* [What to produce]: Reproduce the records below in their entirety, character for character.

-------- Stored data --------

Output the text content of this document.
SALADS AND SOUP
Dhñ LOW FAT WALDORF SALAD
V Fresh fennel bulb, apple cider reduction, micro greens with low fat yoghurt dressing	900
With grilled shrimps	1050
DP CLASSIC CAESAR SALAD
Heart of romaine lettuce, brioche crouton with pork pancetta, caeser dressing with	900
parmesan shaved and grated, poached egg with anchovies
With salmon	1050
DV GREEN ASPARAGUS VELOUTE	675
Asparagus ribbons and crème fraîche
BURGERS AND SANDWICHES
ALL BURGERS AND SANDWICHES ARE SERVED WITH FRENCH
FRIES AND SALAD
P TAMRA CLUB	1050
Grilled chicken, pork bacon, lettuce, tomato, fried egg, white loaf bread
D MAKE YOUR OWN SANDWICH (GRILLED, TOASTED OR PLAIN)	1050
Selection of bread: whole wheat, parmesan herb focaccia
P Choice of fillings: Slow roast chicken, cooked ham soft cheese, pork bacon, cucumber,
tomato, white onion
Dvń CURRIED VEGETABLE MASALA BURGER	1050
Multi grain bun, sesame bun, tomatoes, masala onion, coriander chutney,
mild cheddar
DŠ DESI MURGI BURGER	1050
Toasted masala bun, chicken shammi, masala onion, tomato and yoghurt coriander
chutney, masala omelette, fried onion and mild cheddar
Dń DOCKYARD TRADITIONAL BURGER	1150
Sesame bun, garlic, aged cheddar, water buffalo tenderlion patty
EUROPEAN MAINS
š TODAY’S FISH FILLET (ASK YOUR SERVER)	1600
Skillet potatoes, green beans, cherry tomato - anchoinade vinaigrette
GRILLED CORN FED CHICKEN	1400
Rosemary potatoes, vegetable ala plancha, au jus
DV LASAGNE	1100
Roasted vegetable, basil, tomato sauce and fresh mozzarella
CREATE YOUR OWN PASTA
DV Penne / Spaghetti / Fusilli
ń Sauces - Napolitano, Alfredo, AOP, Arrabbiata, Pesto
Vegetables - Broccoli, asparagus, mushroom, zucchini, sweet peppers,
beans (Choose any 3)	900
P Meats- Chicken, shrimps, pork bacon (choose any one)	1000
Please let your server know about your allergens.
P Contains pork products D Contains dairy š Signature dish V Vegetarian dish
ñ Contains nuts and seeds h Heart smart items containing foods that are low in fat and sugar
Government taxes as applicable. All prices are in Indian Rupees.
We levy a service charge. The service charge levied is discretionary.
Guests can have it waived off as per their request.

--------

* [Result below]:
Output the text content of this document.
SALADS AND SOUP
Dhñ LOW FAT WALDORF SALAD
V Fresh fennel bulb, apple cider reduction, micro greens with low fat yoghurt dressing	900
With grilled shrimps	1050
DP CLASSIC CAESAR SALAD
Heart of romaine lettuce, brioche crouton with pork pancetta, caeser dressing with	900
parmesan shaved and grated, poached egg with anchovies
With salmon	1050
DV GREEN ASPARAGUS VELOUTE	675
Asparagus ribbons and crème fraîche
BURGERS AND SANDWICHES
ALL BURGERS AND SANDWICHES ARE SERVED WITH FRENCH
FRIES AND SALAD
P TAMRA CLUB	1050
Grilled chicken, pork bacon, lettuce, tomato, fried egg, white loaf bread
D MAKE YOUR OWN SANDWICH (GRILLED, TOASTED OR PLAIN)	1050
Selection of bread: whole wheat, parmesan herb focaccia
P Choice of fillings: Slow roast chicken, cooked ham soft cheese, pork bacon, cucumber,
tomato, white onion
Dvń CURRIED VEGETABLE MASALA BURGER	1050
Multi grain bun, sesame bun, tomatoes, masala onion, coriander chutney,
mild cheddar
DŠ DESI MURGI BURGER	1050
Toasted masala bun, chicken shammi, masala onion, tomato and yoghurt coriander
chutney, masala omelette, fried onion and mild cheddar
Dń DOCKYARD TRADITIONAL BURGER	1150
Sesame bun, garlic, aged cheddar, water buffalo tenderlion patty
EUROPEAN MAINS
š TODAY’S FISH FILLET (ASK YOUR SERVER)	1600
Skillet potatoes, green beans, cherry tomato - anchoinade vinaigrette
GRILLED CORN FED CHICKEN	1400
Rosemary potatoes, vegetable ala plancha, au jus
DV LASAGNE	1100
Roasted vegetable, basil, tomato sauce and fresh mozzarella
CREATE YOUR OWN PASTA
DV Penne / Spaghetti / Fusilli
ń Sauces - Napolitano, Alfredo, AOP, Arrabbiata, Pesto
Vegetables - Broccoli, asparagus, mushroom, zucchini, sweet peppers,
beans (Choose any 3)	900
P Meats- Chicken, shrimps, pork bacon (choose any one)	1000
Please let your server know about your allergens.
P Contains pork products D Contains dairy š Signature dish V Vegetarian dish
ñ Contains nuts and seeds h Heart smart items containing foods that are low in fat and sugar
Government taxes as applicable. All prices are in Indian Rupees.
We levy a service charge. The service charge levied is discretionary.
Guests can have it waived off as per their request.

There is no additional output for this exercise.